╭─ Supplied records

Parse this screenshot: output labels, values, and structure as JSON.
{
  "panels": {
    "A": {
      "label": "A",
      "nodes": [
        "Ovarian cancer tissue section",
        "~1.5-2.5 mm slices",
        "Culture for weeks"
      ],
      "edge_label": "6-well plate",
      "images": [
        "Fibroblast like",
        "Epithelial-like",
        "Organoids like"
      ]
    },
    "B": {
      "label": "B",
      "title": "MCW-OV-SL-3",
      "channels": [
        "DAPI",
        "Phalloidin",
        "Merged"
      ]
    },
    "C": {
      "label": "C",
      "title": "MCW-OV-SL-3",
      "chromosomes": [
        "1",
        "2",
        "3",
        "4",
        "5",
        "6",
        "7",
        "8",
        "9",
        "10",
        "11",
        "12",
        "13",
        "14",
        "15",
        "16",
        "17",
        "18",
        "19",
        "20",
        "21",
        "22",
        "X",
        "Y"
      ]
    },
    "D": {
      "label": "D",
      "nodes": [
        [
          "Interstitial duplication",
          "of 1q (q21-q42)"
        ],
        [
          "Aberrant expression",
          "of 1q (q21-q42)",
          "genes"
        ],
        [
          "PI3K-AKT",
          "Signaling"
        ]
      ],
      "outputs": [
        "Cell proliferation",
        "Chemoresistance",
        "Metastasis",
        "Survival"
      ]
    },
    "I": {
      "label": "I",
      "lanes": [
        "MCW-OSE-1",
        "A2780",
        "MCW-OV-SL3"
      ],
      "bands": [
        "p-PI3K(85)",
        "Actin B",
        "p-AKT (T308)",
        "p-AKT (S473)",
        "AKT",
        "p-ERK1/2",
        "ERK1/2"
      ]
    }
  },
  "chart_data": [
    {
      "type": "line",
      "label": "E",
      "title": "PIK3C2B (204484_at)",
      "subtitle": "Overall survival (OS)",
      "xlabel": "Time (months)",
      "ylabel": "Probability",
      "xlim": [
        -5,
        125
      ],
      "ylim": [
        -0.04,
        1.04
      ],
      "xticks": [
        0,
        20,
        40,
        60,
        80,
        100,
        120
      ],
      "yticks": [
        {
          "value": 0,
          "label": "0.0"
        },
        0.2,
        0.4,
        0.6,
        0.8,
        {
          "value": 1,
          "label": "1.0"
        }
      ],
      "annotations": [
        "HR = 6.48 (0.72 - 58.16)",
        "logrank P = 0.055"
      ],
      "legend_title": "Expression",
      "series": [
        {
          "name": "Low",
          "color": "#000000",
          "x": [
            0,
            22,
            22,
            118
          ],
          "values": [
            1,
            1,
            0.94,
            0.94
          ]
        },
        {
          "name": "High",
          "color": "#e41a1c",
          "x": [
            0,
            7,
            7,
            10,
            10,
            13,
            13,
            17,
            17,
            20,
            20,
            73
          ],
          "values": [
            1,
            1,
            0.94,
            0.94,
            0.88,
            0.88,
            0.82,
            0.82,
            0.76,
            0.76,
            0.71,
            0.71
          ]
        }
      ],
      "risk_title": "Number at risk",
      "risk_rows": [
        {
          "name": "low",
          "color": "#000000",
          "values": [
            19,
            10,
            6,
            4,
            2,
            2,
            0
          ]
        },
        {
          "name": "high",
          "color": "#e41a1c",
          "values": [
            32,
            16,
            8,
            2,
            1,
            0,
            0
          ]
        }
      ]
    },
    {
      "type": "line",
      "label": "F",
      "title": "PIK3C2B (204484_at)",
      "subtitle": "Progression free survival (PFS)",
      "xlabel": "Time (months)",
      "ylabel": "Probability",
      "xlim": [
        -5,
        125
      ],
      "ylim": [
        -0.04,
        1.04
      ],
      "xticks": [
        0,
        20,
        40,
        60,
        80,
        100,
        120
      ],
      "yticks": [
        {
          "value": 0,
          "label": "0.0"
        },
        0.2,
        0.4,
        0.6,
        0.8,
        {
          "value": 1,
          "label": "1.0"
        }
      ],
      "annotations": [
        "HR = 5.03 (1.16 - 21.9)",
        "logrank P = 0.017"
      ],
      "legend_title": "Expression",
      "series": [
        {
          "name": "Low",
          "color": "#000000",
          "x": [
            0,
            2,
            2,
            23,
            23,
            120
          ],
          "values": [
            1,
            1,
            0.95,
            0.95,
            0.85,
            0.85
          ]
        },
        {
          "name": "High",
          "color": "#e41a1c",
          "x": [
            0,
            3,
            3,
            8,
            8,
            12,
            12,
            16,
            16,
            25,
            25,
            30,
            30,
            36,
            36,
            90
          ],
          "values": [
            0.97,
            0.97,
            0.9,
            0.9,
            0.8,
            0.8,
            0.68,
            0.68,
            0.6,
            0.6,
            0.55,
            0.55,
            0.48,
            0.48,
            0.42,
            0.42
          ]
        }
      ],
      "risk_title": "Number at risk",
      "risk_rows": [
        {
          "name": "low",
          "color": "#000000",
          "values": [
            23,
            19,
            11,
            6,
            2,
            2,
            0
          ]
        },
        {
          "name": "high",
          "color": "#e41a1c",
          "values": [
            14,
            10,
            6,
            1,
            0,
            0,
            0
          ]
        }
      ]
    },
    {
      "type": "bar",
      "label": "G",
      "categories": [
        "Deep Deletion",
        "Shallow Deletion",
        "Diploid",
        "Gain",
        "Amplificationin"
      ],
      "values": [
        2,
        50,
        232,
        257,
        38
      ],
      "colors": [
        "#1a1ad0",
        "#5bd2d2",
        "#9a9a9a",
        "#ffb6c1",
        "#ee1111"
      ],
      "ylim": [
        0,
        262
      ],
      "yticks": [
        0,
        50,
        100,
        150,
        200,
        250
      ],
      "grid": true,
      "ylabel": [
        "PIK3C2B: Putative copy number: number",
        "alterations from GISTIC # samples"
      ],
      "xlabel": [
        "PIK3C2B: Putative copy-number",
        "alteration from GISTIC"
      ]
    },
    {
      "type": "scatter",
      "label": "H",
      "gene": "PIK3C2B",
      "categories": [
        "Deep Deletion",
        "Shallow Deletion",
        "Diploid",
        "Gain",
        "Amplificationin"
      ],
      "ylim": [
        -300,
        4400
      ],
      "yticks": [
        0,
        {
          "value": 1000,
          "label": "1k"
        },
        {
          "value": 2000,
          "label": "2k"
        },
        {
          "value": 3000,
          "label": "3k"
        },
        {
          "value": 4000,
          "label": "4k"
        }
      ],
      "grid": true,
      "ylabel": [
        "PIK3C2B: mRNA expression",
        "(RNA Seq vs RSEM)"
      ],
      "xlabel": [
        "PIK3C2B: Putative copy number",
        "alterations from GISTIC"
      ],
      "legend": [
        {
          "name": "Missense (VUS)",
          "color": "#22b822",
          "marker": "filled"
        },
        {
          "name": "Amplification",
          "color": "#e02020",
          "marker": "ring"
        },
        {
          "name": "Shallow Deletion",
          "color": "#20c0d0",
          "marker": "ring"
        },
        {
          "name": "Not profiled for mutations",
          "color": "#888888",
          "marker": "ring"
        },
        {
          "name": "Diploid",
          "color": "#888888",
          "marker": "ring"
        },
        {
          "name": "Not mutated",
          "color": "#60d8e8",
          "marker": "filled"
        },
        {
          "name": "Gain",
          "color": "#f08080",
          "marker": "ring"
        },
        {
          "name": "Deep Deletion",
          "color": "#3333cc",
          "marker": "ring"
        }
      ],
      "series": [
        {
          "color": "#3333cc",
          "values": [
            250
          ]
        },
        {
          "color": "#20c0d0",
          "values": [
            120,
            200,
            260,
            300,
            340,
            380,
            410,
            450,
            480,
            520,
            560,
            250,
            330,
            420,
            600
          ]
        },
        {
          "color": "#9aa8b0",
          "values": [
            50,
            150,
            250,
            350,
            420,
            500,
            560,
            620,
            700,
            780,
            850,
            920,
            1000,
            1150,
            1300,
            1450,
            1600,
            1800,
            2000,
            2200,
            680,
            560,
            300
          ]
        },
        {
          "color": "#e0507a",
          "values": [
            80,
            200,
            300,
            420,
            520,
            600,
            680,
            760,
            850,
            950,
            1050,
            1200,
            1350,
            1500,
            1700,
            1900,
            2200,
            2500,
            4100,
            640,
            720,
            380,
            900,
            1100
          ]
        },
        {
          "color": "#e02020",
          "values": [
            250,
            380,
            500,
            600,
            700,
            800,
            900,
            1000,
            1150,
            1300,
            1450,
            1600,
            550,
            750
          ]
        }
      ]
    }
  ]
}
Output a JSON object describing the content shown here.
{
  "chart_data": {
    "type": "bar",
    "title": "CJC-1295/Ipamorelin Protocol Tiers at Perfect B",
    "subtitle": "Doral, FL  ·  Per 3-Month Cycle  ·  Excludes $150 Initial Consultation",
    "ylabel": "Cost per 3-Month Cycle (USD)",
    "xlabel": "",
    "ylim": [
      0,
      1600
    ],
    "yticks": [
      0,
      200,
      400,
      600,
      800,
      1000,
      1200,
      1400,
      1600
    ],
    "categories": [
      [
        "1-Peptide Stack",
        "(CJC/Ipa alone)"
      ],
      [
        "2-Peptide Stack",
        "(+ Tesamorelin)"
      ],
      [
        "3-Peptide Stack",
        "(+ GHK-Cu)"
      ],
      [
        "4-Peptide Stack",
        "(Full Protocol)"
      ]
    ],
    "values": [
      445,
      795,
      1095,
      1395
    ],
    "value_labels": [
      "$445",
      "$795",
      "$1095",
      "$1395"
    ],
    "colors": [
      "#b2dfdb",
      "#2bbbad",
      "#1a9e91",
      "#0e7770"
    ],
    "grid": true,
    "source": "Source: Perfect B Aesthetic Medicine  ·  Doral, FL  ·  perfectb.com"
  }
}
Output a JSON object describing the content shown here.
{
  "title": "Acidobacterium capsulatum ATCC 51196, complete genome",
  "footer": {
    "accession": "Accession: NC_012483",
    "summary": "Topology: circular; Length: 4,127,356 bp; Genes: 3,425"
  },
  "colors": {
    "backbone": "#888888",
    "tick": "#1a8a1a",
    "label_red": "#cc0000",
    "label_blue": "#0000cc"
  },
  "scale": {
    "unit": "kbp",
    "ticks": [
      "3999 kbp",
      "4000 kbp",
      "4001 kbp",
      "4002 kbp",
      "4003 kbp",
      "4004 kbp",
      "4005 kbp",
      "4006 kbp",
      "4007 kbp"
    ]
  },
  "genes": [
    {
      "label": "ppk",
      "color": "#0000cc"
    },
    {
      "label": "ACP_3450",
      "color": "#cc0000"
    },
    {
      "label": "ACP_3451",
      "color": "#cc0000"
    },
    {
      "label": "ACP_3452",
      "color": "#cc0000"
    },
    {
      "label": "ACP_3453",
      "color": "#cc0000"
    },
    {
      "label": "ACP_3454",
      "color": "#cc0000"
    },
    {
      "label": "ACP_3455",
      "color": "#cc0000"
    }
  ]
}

╰─

◆ **The problem**: Select and copy each line from the data that includes the word "subtitle".

◆ **Answer**:
      "subtitle": "Overall survival (OS)",
      "subtitle": "Progression free survival (PFS)",
    "subtitle": "Doral, FL  ·  Per 3-Month Cycle  ·  Excludes $150 Initial Consultation",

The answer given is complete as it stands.